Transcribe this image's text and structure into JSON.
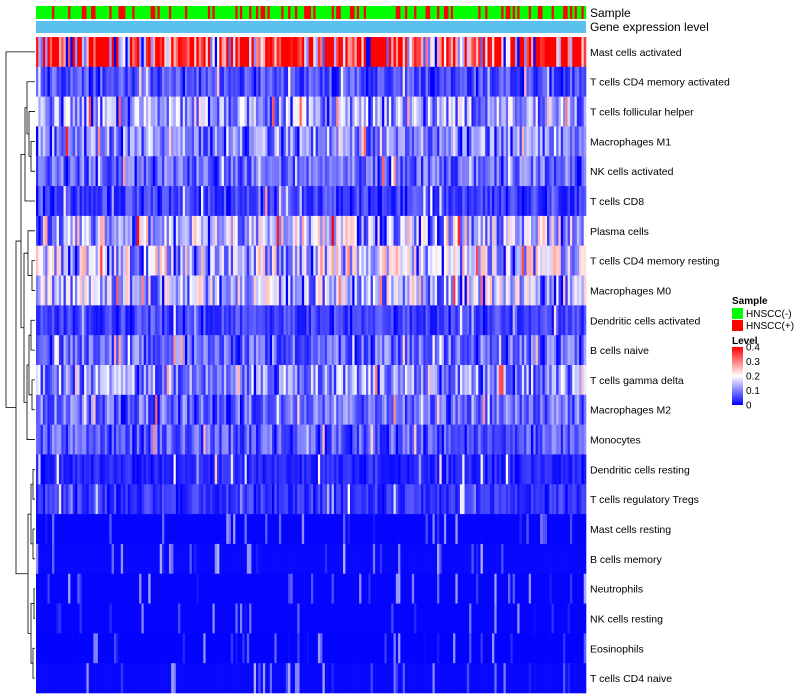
{
  "chart_data": {
    "type": "heatmap",
    "title": "",
    "n_columns": 240,
    "annotation_rows": [
      {
        "name": "Sample"
      },
      {
        "name": "Gene expression level"
      }
    ],
    "rows": [
      {
        "label": "Mast cells activated",
        "mean_level": 0.33
      },
      {
        "label": "T cells CD4 memory activated",
        "mean_level": 0.06
      },
      {
        "label": "T cells follicular helper",
        "mean_level": 0.12
      },
      {
        "label": "Macrophages M1",
        "mean_level": 0.1
      },
      {
        "label": "NK cells activated",
        "mean_level": 0.08
      },
      {
        "label": "T cells CD8",
        "mean_level": 0.05
      },
      {
        "label": "Plasma cells",
        "mean_level": 0.15
      },
      {
        "label": "T cells CD4 memory resting",
        "mean_level": 0.15
      },
      {
        "label": "Macrophages M0",
        "mean_level": 0.14
      },
      {
        "label": "Dendritic cells activated",
        "mean_level": 0.05
      },
      {
        "label": "B cells naive",
        "mean_level": 0.08
      },
      {
        "label": "T cells gamma delta",
        "mean_level": 0.11
      },
      {
        "label": "Macrophages M2",
        "mean_level": 0.08
      },
      {
        "label": "Monocytes",
        "mean_level": 0.07
      },
      {
        "label": "Dendritic cells resting",
        "mean_level": 0.03
      },
      {
        "label": "T cells regulatory  Tregs",
        "mean_level": 0.04
      },
      {
        "label": "Mast cells resting",
        "mean_level": 0.01
      },
      {
        "label": "B cells memory",
        "mean_level": 0.02
      },
      {
        "label": "Neutrophils",
        "mean_level": 0.01
      },
      {
        "label": "NK cells resting",
        "mean_level": 0.01
      },
      {
        "label": "Eosinophils",
        "mean_level": 0.005
      },
      {
        "label": "T cells CD4 naive",
        "mean_level": 0.02
      }
    ],
    "legend": {
      "sample": {
        "title": "Sample",
        "entries": [
          {
            "label": "HNSCC(-)",
            "color": "#00ff00"
          },
          {
            "label": "HNSCC(+)",
            "color": "#ff0000"
          }
        ]
      },
      "level": {
        "title": "Level",
        "ticks": [
          {
            "value": 0.4,
            "label": "0.4"
          },
          {
            "value": 0.3,
            "label": "0.3"
          },
          {
            "value": 0.2,
            "label": "0.2"
          },
          {
            "value": 0.1,
            "label": "0.1"
          },
          {
            "value": 0,
            "label": "0"
          }
        ],
        "range": [
          0,
          0.4
        ],
        "colors": [
          "#0000ff",
          "#ffffff",
          "#ff0000"
        ]
      }
    },
    "gene_expression_color": "#5bc0eb",
    "hnscc_positive_fraction": 0.28,
    "placement": "legend right"
  }
}
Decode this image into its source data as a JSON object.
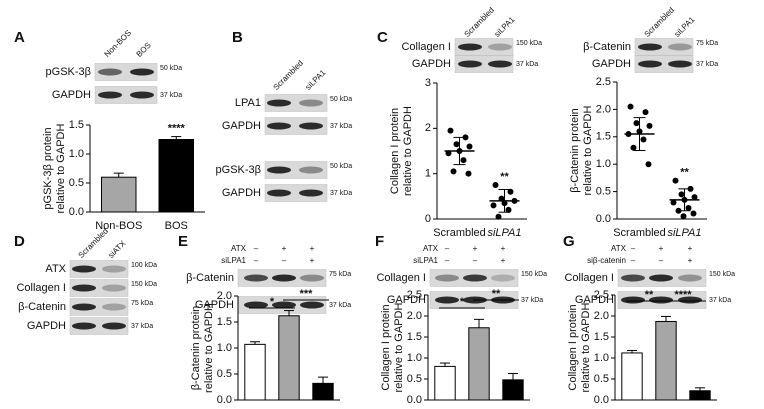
{
  "panel_labels": [
    "A",
    "B",
    "C",
    "D",
    "E",
    "F",
    "G"
  ],
  "blots": [
    {
      "columns": [
        "Non-BOS",
        "BOS"
      ],
      "rows": [
        {
          "label": "pGSK-3β",
          "kda": "50 kDa"
        },
        {
          "label": "GAPDH",
          "kda": "37 kDa"
        }
      ]
    },
    {
      "columns": [
        "Scrambled",
        "siLPA1"
      ],
      "rows": [
        {
          "label": "LPA1",
          "kda": "50 kDa"
        },
        {
          "label": "GAPDH",
          "kda": "37 kDa"
        },
        {
          "label": "pGSK-3β",
          "kda": "50 kDa"
        },
        {
          "label": "GAPDH",
          "kda": "37 kDa"
        }
      ]
    },
    {
      "columns": [
        "Scrambled",
        "siLPA1"
      ],
      "rows": [
        {
          "label": "Collagen I",
          "kda": "150 kDa"
        },
        {
          "label": "GAPDH",
          "kda": "37 kDa"
        }
      ]
    },
    {
      "columns": [
        "Scrambled",
        "siLPA1"
      ],
      "rows": [
        {
          "label": "β-Catenin",
          "kda": "75 kDa"
        },
        {
          "label": "GAPDH",
          "kda": "37 kDa"
        }
      ]
    },
    {
      "columns": [
        "Scrambled",
        "siATX"
      ],
      "rows": [
        {
          "label": "ATX",
          "kda": "100 kDa"
        },
        {
          "label": "Collagen I",
          "kda": "150 kDa"
        },
        {
          "label": "β-Catenin",
          "kda": "75 kDa"
        },
        {
          "label": "GAPDH",
          "kda": "37 kDa"
        }
      ]
    },
    {
      "conditions": [
        {
          "name": "ATX",
          "signs": [
            "–",
            "+",
            "+"
          ]
        },
        {
          "name": "siLPA1",
          "signs": [
            "–",
            "–",
            "+"
          ]
        }
      ],
      "rows": [
        {
          "label": "β-Catenin",
          "kda": "75 kDa"
        },
        {
          "label": "GAPDH",
          "kda": "37 kDa"
        }
      ]
    },
    {
      "conditions": [
        {
          "name": "ATX",
          "signs": [
            "–",
            "+",
            "+"
          ]
        },
        {
          "name": "siLPA1",
          "signs": [
            "–",
            "–",
            "+"
          ]
        }
      ],
      "rows": [
        {
          "label": "Collagen I",
          "kda": "150 kDa"
        },
        {
          "label": "GAPDH",
          "kda": "37 kDa"
        }
      ]
    },
    {
      "conditions": [
        {
          "name": "ATX",
          "signs": [
            "–",
            "+",
            "+"
          ]
        },
        {
          "name": "siβ-catenin",
          "signs": [
            "–",
            "–",
            "+"
          ]
        }
      ],
      "rows": [
        {
          "label": "Collagen I",
          "kda": "150 kDa"
        },
        {
          "label": "GAPDH",
          "kda": "37 kDa"
        }
      ]
    }
  ],
  "chart_data": [
    {
      "type": "bar",
      "ylabel": [
        "pGSK-3β protein",
        "relative to GAPDH"
      ],
      "categories": [
        "Non-BOS",
        "BOS"
      ],
      "values": [
        0.6,
        1.25
      ],
      "errors": [
        0.07,
        0.05
      ],
      "colors": [
        "#a6a6a6",
        "#000000"
      ],
      "ylim": [
        0,
        1.5
      ],
      "yticks": [
        {
          "value": 0,
          "label": "0.0"
        },
        {
          "value": 0.5,
          "label": "0.5"
        },
        {
          "value": 1,
          "label": "1.0"
        },
        {
          "value": 1.5,
          "label": "1.5"
        }
      ],
      "annotations": [
        "****"
      ]
    },
    {
      "type": "dot",
      "ylabel": [
        "Collagen I protein",
        "relative to GAPDH"
      ],
      "categories": [
        "Scrambled",
        "siLPA1"
      ],
      "points": [
        [
          1.95,
          1.8,
          1.65,
          1.6,
          1.5,
          1.45,
          1.3,
          1.05,
          1.0
        ],
        [
          0.75,
          0.6,
          0.45,
          0.4,
          0.35,
          0.3,
          0.2,
          0.05
        ]
      ],
      "means": [
        1.5,
        0.4
      ],
      "sd": [
        0.3,
        0.25
      ],
      "ylim": [
        0,
        3
      ],
      "yticks": [
        0,
        1,
        2,
        3
      ],
      "annotations": [
        "**"
      ]
    },
    {
      "type": "dot",
      "ylabel": [
        "β-Catenin protein",
        "relative to GAPDH"
      ],
      "categories": [
        "Scrambled",
        "siLPA1"
      ],
      "points": [
        [
          2.05,
          1.95,
          1.75,
          1.7,
          1.6,
          1.55,
          1.45,
          1.3,
          1.0
        ],
        [
          0.7,
          0.55,
          0.45,
          0.4,
          0.35,
          0.3,
          0.2,
          0.15,
          0.1,
          0.05
        ]
      ],
      "means": [
        1.55,
        0.35
      ],
      "sd": [
        0.3,
        0.2
      ],
      "ylim": [
        0,
        2.5
      ],
      "yticks": [
        {
          "value": 0,
          "label": "0.0"
        },
        {
          "value": 0.5,
          "label": "0.5"
        },
        {
          "value": 1,
          "label": "1.0"
        },
        {
          "value": 1.5,
          "label": "1.5"
        },
        {
          "value": 2,
          "label": "2.0"
        },
        {
          "value": 2.5,
          "label": "2.5"
        }
      ],
      "annotations": [
        "**"
      ]
    },
    {
      "type": "bar",
      "ylabel": [
        "β-Catenin protein",
        "relative to GAPDH"
      ],
      "categories": [
        null,
        null,
        null
      ],
      "values": [
        1.07,
        1.62,
        0.32
      ],
      "errors": [
        0.05,
        0.1,
        0.12
      ],
      "colors": [
        "#ffffff",
        "#a6a6a6",
        "#000000"
      ],
      "ylim": [
        0,
        2
      ],
      "yticks": [
        {
          "value": 0,
          "label": "0.0"
        },
        {
          "value": 0.5,
          "label": "0.5"
        },
        {
          "value": 1,
          "label": "1.0"
        },
        {
          "value": 1.5,
          "label": "1.5"
        },
        {
          "value": 2,
          "label": "2.0"
        }
      ],
      "annotations": [
        "*",
        "***"
      ]
    },
    {
      "type": "bar",
      "ylabel": [
        "Collagen I protein",
        "relative to GAPDH"
      ],
      "categories": [
        null,
        null,
        null
      ],
      "values": [
        0.8,
        1.72,
        0.48
      ],
      "errors": [
        0.08,
        0.2,
        0.15
      ],
      "colors": [
        "#ffffff",
        "#a6a6a6",
        "#000000"
      ],
      "ylim": [
        0,
        2.5
      ],
      "yticks": [
        {
          "value": 0,
          "label": "0.0"
        },
        {
          "value": 0.5,
          "label": "0.5"
        },
        {
          "value": 1,
          "label": "1.0"
        },
        {
          "value": 1.5,
          "label": "1.5"
        },
        {
          "value": 2,
          "label": "2.0"
        },
        {
          "value": 2.5,
          "label": "2.5"
        }
      ],
      "annotations": [
        "*",
        "**"
      ]
    },
    {
      "type": "bar",
      "ylabel": [
        "Collagen I protein",
        "relative to GAPDH"
      ],
      "categories": [
        null,
        null,
        null
      ],
      "values": [
        1.12,
        1.87,
        0.22
      ],
      "errors": [
        0.06,
        0.12,
        0.07
      ],
      "colors": [
        "#ffffff",
        "#a6a6a6",
        "#000000"
      ],
      "ylim": [
        0,
        2.5
      ],
      "yticks": [
        {
          "value": 0,
          "label": "0.0"
        },
        {
          "value": 0.5,
          "label": "0.5"
        },
        {
          "value": 1,
          "label": "1.0"
        },
        {
          "value": 1.5,
          "label": "1.5"
        },
        {
          "value": 2,
          "label": "2.0"
        },
        {
          "value": 2.5,
          "label": "2.5"
        }
      ],
      "annotations": [
        "**",
        "****"
      ]
    }
  ]
}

→ **DESCRIPTION OF THE TASK**: Where in the entries above does the word "this" appear? Copy each line that has it.

→ **THE COMPLETED TASK**:
Transcribe this image's text and structure into JSON.
Decode this image into its source data as a JSON object.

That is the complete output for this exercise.